— Start Task inputs —

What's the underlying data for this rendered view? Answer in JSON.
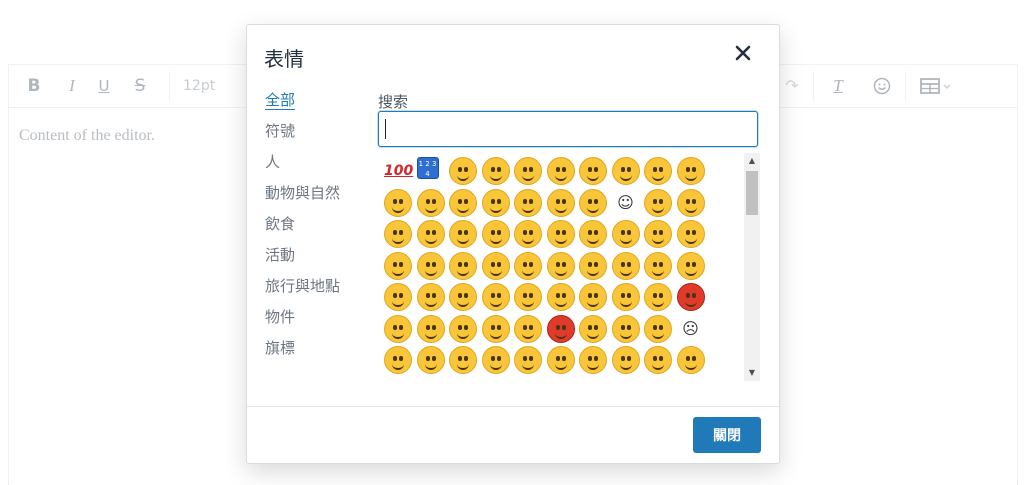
{
  "editor": {
    "font_size": "12pt",
    "content_text": "Content of the editor."
  },
  "dialog": {
    "title": "表情",
    "categories": [
      "全部",
      "符號",
      "人",
      "動物與自然",
      "飲食",
      "活動",
      "旅行與地點",
      "物件",
      "旗標"
    ],
    "active_category": "全部",
    "search_label": "搜索",
    "search_value": "",
    "close_button_label": "關閉"
  },
  "emoji_grid": {
    "rows": [
      [
        "hundred-points",
        "input-numbers",
        "grinning-face",
        "grimacing-face",
        "beaming-face",
        "face-with-tears-of-joy",
        "rolling-on-floor-laughing",
        "smiling-face-with-sweat",
        "grinning-face-big-eyes",
        "grinning-face-smiling-eyes"
      ],
      [
        "grinning-face-with-sweat",
        "grinning-squinting-face",
        "smiling-face-with-halo",
        "winking-face",
        "smiling-face-with-smiling-eyes",
        "slightly-smiling-face",
        "upside-down-face",
        "smiling-face",
        "face-savoring-food",
        "relieved-face"
      ],
      [
        "heart-eyes",
        "smiling-face-with-hearts",
        "face-blowing-kiss",
        "kissing-face",
        "kissing-face-smiling-eyes",
        "kissing-face-closed-eyes",
        "winking-face-with-tongue",
        "zany-face",
        "face-with-monocle",
        "face-with-monocle-alt"
      ],
      [
        "squinting-face-with-tongue",
        "face-with-tongue",
        "money-mouth-face",
        "nerd-face",
        "smiling-face-with-sunglasses",
        "star-struck",
        "clown-face",
        "cowboy-hat-face",
        "hugging-face",
        "smirking-face"
      ],
      [
        "face-without-mouth",
        "neutral-face",
        "expressionless-face",
        "unamused-face",
        "face-with-rolling-eyes",
        "thinking-face",
        "lying-face",
        "smiling-face-with-open-hands",
        "face-with-hand-over-mouth",
        "face-with-symbols-on-mouth"
      ],
      [
        "exploding-head",
        "flushed-face",
        "disappointed-face",
        "worried-face",
        "angry-face",
        "pouting-face",
        "pensive-face",
        "confused-face",
        "slightly-frowning-face",
        "frowning-face"
      ],
      [
        "persevering-face",
        "confounded-face",
        "tired-face",
        "weary-face",
        "face-with-steam",
        "cold-sweat",
        "sad-relieved",
        "cold-face",
        "cold-face-alt",
        "screaming-face"
      ]
    ],
    "colors": {
      "face": "#f8c638",
      "face_border": "#e0a621",
      "red_face": "#e03b2a",
      "accent": "#207ab7"
    }
  }
}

— End Task inputs —

▸ What the task requires
Using the records above, copy each line that contains "grinning".

▸ Solution for this exercise
        "grinning-face",
        "grinning-face-big-eyes",
        "grinning-face-smiling-eyes"
        "grinning-face-with-sweat",
        "grinning-squinting-face",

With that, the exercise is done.